Copy out all lines carrying the word "with".
--*--
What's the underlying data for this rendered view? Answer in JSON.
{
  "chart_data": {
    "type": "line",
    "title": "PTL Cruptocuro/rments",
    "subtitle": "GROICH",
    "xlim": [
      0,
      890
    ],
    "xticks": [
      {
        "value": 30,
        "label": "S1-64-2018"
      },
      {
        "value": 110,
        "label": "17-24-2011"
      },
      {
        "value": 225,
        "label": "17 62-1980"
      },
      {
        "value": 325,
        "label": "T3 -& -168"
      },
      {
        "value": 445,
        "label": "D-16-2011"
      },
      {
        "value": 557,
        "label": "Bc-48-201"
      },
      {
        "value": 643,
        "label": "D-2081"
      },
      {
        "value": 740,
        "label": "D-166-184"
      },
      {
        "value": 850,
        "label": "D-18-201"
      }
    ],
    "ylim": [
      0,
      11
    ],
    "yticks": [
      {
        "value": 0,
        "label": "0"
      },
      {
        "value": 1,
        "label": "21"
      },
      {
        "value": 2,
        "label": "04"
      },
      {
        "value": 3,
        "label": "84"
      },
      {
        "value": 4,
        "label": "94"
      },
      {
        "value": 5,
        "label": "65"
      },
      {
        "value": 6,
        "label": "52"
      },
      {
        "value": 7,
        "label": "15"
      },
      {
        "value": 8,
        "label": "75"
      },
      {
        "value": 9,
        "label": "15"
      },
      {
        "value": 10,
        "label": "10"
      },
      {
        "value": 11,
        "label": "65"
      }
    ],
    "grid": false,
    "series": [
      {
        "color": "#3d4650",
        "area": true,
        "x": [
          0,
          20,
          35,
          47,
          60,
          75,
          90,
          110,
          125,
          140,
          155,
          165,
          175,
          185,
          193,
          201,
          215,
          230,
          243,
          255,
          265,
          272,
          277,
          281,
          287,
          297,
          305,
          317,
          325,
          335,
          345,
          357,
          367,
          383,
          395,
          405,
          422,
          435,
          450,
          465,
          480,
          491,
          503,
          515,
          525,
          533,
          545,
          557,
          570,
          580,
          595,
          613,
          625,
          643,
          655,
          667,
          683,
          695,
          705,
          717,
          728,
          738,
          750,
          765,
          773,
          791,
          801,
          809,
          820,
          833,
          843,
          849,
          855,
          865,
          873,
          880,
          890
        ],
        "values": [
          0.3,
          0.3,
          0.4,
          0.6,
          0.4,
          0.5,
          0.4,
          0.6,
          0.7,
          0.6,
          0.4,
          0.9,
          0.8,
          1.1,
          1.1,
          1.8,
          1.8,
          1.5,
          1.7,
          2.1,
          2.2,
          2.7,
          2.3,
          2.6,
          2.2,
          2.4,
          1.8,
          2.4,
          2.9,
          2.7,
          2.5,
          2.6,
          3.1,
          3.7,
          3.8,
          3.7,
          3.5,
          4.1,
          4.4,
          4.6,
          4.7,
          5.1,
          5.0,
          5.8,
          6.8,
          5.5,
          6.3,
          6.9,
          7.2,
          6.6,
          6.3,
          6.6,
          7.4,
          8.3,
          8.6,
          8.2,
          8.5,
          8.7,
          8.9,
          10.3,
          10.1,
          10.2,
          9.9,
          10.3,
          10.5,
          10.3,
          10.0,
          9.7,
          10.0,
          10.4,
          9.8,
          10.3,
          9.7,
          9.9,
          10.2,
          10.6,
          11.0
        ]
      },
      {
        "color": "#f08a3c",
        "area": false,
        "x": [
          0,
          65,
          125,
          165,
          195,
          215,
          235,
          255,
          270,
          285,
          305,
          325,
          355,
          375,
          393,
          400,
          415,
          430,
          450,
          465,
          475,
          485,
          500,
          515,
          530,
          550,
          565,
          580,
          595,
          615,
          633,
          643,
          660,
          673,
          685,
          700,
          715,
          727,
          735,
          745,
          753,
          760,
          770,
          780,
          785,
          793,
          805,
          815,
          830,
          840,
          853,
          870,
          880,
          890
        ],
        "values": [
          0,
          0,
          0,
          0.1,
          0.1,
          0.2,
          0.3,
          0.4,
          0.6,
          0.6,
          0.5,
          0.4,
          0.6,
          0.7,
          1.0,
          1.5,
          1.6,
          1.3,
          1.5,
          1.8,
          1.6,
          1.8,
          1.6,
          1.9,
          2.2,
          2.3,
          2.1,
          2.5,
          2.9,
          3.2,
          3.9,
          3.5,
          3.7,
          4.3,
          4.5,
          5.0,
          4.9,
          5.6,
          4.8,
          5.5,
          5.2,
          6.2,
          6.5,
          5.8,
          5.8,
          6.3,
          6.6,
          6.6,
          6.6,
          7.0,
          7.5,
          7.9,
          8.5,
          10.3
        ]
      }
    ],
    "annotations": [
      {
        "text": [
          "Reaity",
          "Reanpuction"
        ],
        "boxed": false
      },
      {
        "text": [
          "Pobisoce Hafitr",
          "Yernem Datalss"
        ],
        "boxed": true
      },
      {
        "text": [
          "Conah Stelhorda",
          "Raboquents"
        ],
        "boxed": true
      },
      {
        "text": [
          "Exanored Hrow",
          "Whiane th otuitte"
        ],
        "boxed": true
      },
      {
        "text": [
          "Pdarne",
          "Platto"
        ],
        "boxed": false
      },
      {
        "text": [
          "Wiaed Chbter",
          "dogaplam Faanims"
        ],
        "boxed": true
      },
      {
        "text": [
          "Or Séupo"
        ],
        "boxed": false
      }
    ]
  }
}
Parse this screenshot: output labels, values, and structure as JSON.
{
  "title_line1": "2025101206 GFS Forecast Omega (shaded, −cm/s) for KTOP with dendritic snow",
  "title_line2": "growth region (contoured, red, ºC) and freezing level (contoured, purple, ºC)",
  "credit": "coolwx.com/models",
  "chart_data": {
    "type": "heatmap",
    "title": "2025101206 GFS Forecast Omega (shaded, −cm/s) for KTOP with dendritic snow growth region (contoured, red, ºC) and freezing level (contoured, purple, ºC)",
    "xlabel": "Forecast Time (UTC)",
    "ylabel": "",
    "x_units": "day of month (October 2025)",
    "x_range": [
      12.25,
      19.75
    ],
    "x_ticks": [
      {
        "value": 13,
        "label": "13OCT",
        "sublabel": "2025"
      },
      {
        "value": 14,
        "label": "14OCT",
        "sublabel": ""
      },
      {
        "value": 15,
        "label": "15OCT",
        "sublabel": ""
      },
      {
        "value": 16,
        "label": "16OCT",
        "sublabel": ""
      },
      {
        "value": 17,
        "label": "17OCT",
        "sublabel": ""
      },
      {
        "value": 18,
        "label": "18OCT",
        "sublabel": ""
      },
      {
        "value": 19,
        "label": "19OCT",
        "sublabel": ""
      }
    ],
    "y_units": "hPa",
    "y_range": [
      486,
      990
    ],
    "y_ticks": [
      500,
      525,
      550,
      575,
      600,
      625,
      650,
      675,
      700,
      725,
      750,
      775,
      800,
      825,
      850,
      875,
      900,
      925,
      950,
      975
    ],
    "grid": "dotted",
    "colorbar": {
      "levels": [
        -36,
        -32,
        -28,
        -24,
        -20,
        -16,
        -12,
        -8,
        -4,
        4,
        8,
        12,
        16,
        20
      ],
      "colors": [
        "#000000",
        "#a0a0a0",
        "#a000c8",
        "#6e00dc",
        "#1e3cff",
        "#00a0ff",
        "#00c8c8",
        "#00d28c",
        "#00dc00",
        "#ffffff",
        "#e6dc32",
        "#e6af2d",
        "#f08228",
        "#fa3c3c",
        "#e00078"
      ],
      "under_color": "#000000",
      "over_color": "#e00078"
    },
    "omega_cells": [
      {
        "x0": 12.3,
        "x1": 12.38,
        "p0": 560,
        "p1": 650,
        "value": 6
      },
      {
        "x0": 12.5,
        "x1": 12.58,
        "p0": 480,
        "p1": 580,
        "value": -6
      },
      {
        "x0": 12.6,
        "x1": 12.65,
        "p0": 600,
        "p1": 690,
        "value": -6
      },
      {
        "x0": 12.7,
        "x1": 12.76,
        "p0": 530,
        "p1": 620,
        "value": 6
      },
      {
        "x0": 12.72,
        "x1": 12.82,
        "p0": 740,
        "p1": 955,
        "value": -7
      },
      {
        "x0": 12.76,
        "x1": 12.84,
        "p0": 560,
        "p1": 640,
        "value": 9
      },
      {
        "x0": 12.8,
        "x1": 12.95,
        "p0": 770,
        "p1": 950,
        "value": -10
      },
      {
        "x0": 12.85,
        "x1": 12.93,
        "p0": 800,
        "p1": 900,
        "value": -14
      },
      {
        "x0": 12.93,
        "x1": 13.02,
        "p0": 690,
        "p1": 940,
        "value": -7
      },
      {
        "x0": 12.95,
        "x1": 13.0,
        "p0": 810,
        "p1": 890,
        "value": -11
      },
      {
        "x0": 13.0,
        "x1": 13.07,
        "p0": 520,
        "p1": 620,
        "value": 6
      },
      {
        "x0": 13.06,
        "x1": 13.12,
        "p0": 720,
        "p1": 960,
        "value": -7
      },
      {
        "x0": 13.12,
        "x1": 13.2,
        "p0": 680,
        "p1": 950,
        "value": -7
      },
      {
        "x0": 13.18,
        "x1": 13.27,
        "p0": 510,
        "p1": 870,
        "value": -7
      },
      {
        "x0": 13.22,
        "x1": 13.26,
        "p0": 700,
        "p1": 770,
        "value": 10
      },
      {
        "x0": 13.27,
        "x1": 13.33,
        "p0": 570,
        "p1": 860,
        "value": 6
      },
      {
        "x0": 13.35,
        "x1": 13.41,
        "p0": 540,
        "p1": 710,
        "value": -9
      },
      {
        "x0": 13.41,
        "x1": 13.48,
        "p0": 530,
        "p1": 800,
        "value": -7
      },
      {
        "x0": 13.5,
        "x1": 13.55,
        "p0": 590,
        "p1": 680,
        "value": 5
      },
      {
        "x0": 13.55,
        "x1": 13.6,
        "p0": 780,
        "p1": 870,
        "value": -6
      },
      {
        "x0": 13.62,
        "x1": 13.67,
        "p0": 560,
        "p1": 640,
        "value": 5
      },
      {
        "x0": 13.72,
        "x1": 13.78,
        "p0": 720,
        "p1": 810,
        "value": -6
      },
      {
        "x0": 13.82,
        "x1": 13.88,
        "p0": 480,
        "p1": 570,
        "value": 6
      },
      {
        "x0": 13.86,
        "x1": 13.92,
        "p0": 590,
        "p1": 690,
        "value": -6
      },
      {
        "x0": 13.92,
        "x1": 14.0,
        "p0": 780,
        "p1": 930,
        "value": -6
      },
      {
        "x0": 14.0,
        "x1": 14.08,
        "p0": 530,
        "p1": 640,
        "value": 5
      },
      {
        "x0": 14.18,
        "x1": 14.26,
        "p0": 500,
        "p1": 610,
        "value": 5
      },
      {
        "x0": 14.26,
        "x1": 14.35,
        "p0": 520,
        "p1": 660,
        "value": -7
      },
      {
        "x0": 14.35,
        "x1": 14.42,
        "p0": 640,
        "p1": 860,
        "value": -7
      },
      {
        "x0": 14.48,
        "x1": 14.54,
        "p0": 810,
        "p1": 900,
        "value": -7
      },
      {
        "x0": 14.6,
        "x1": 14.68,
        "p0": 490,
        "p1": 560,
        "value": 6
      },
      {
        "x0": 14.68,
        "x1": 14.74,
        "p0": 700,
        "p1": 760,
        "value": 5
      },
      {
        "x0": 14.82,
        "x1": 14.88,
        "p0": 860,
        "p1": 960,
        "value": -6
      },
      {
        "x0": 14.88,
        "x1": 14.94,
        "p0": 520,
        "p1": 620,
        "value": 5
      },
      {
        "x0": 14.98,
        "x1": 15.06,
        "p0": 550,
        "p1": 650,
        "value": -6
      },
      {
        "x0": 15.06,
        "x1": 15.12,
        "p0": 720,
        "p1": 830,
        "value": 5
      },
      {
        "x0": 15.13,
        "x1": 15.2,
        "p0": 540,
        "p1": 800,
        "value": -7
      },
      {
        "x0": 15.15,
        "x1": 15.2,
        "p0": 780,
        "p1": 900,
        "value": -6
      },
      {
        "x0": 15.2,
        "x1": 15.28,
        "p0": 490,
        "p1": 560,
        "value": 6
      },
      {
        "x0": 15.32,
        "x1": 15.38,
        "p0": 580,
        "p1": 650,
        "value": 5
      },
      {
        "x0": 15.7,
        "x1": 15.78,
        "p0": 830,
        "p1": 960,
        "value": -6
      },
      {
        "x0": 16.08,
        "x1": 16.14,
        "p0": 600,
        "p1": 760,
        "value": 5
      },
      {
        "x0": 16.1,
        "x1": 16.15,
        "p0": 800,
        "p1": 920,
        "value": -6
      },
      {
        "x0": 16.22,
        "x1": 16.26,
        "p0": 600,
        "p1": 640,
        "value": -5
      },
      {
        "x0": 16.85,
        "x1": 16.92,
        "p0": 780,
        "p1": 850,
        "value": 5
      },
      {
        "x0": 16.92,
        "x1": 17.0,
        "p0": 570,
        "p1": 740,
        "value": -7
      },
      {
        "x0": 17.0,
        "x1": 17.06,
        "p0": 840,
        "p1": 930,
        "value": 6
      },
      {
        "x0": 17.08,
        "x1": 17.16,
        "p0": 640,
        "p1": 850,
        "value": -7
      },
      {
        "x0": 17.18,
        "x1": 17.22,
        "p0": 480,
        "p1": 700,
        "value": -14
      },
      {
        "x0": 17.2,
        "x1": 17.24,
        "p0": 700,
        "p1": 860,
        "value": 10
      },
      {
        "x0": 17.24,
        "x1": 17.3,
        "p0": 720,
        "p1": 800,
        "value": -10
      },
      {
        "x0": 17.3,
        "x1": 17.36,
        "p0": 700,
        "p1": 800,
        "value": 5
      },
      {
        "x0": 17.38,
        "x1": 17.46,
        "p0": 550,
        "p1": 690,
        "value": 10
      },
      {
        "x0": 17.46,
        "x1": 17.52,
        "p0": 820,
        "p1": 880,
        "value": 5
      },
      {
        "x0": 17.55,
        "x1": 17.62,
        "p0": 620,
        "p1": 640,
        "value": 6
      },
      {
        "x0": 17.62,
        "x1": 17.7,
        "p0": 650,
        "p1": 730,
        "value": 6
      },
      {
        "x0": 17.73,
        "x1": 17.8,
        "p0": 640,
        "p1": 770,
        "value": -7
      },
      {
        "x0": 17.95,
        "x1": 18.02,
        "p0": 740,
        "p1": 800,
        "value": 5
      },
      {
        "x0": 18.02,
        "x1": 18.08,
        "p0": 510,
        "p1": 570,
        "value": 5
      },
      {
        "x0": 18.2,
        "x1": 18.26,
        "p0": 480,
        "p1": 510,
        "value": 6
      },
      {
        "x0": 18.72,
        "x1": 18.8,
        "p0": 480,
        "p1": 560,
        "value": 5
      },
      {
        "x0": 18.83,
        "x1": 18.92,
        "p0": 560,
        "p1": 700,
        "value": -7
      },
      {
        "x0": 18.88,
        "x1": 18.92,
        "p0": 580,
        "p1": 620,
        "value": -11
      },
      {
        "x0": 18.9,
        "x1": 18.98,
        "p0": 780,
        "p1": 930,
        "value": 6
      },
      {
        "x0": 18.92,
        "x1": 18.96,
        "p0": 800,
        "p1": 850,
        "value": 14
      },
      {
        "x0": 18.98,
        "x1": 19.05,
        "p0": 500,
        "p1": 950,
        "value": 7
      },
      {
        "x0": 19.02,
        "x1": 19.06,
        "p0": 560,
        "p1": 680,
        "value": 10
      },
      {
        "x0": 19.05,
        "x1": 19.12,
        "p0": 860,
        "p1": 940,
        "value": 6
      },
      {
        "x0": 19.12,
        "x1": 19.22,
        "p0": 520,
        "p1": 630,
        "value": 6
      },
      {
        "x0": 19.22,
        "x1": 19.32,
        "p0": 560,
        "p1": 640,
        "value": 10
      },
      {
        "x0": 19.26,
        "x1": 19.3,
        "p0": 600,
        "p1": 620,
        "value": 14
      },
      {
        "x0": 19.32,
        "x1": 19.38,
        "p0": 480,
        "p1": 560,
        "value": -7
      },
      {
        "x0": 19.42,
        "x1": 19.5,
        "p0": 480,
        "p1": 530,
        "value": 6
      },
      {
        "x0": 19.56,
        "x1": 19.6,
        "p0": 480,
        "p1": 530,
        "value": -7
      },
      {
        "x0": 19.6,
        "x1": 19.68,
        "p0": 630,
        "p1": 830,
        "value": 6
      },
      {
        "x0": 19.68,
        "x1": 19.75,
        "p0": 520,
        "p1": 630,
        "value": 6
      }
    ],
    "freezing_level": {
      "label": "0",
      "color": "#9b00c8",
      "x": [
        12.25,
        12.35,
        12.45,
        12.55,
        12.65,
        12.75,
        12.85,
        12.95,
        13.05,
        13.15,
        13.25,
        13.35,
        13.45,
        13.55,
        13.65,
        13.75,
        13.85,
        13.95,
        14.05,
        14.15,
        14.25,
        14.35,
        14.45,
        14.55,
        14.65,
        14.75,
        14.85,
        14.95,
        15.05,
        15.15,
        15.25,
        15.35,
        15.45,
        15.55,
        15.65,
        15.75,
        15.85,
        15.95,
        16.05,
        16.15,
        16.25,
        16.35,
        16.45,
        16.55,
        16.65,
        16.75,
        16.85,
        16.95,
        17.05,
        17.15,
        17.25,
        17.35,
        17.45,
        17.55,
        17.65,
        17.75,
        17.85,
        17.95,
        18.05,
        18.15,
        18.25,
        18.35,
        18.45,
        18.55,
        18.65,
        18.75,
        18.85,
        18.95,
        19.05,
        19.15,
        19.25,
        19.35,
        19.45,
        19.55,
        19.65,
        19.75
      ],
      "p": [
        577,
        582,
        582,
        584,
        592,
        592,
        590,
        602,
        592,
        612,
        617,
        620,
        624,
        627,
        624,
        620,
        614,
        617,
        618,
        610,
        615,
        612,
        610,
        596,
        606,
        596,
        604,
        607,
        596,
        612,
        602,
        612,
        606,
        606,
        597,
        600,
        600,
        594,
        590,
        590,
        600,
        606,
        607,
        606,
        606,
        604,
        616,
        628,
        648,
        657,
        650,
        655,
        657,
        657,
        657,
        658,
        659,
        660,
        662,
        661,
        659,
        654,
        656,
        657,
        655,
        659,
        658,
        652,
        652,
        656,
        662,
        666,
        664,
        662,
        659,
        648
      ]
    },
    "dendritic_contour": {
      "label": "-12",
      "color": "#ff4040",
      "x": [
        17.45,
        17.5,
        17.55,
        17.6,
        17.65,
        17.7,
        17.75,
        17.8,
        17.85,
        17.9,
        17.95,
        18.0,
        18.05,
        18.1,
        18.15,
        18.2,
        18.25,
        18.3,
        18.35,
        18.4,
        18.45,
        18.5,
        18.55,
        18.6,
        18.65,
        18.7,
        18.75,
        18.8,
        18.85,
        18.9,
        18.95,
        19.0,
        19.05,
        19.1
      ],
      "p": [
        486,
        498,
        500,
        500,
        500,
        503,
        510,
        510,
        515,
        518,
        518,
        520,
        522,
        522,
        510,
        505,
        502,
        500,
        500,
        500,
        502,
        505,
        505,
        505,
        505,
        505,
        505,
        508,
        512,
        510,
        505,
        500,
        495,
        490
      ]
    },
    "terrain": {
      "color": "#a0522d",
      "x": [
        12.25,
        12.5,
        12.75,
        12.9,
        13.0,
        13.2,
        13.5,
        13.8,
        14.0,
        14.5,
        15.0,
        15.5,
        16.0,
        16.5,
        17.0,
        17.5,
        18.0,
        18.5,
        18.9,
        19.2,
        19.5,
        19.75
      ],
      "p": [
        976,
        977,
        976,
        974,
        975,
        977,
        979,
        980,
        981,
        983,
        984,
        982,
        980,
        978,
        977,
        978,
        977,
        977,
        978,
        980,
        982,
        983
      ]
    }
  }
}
--*--
> _RESULT OF THIS EXERCISE_:
  "title_line1": "2025101206 GFS Forecast Omega (shaded, −cm/s) for KTOP with dendritic snow",
    "title": "2025101206 GFS Forecast Omega (shaded, −cm/s) for KTOP with dendritic snow growth region (contoured, red, ºC) and freezing level (contoured, purple, ºC)",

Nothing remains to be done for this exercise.